### EXERCISE REQUIREMENTS:
Search the listing below for "dengan". Copy each matching line.
--- start ---
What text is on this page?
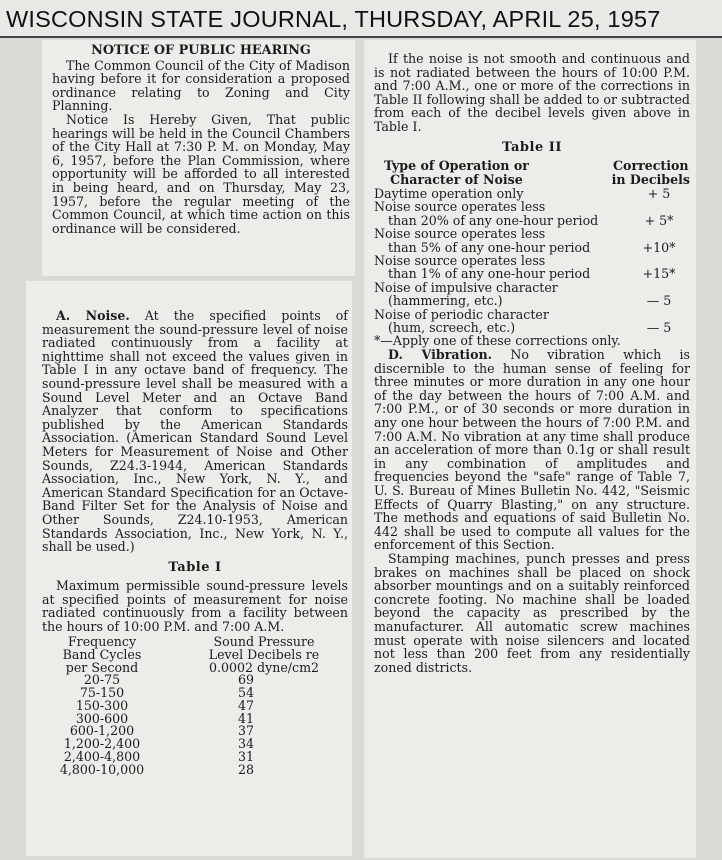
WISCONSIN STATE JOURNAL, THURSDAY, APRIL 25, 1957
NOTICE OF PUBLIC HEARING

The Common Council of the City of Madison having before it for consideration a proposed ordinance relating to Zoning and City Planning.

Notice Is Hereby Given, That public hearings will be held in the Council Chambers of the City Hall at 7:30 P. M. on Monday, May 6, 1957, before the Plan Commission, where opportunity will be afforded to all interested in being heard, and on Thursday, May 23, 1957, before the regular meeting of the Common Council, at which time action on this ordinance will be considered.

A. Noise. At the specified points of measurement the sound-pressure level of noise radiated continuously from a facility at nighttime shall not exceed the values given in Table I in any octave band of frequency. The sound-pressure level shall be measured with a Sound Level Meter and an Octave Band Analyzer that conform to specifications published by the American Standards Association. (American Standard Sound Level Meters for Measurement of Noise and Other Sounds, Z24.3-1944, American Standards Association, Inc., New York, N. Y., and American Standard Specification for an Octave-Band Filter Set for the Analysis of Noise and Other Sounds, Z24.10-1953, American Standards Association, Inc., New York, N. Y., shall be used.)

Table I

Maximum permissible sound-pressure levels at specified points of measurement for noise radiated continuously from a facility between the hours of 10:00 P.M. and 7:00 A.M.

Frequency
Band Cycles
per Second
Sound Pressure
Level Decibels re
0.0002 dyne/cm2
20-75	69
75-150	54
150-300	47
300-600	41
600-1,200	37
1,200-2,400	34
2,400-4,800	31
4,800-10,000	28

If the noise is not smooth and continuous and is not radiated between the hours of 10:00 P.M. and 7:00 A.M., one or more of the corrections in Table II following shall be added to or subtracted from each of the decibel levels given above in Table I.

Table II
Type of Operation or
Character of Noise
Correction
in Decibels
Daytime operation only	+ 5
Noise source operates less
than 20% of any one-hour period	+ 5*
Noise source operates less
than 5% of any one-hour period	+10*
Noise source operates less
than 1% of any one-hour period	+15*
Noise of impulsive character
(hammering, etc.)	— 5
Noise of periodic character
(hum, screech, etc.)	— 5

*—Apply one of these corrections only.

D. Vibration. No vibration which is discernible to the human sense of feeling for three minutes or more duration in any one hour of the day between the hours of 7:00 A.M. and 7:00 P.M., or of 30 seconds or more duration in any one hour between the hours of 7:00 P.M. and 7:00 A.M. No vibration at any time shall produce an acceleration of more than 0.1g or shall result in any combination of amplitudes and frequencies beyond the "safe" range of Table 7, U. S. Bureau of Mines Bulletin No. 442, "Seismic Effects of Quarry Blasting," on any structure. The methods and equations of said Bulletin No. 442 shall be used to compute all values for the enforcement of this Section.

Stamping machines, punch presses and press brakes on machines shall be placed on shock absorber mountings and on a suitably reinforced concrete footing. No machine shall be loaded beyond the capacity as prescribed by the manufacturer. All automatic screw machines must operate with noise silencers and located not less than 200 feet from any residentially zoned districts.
--- end ---
--- start ---
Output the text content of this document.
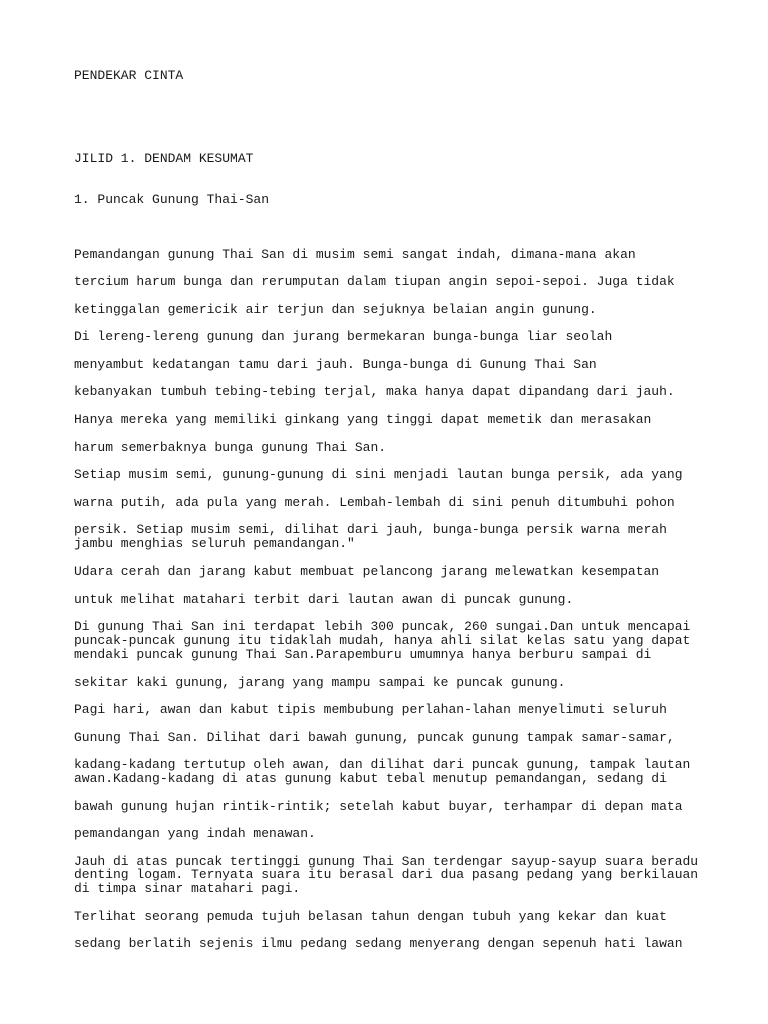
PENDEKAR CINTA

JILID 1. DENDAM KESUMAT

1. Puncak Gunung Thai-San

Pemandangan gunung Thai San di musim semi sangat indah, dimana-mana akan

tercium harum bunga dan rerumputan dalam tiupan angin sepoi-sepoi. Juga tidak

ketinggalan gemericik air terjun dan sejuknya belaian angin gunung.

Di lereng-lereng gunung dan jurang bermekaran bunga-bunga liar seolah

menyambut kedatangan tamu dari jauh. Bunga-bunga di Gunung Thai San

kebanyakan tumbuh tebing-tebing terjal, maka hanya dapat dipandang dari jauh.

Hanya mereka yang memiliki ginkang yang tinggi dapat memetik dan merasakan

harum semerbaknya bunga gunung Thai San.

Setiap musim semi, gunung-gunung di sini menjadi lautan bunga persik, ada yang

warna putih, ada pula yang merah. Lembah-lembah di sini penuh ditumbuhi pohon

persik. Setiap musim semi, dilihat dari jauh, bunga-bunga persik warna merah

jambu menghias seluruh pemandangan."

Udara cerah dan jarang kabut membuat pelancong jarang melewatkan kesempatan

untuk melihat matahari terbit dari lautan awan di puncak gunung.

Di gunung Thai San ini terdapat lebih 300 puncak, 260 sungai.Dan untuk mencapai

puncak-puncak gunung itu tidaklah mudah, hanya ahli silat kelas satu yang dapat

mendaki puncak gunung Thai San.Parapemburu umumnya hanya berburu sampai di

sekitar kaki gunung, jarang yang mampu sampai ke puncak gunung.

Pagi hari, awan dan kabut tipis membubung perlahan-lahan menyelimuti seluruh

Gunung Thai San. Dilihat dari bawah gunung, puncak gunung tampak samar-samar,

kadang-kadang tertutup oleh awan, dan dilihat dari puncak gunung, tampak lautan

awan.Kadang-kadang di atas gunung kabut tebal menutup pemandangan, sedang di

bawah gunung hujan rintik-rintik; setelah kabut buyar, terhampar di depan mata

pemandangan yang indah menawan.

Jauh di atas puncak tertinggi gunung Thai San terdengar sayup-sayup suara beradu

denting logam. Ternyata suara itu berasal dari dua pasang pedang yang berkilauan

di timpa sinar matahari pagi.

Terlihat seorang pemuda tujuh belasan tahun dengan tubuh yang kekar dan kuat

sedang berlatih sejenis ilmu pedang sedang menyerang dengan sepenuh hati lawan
--- end ---
### TASK OUTPUT:
Terlihat seorang pemuda tujuh belasan tahun dengan tubuh yang kekar dan kuat
sedang berlatih sejenis ilmu pedang sedang menyerang dengan sepenuh hati lawan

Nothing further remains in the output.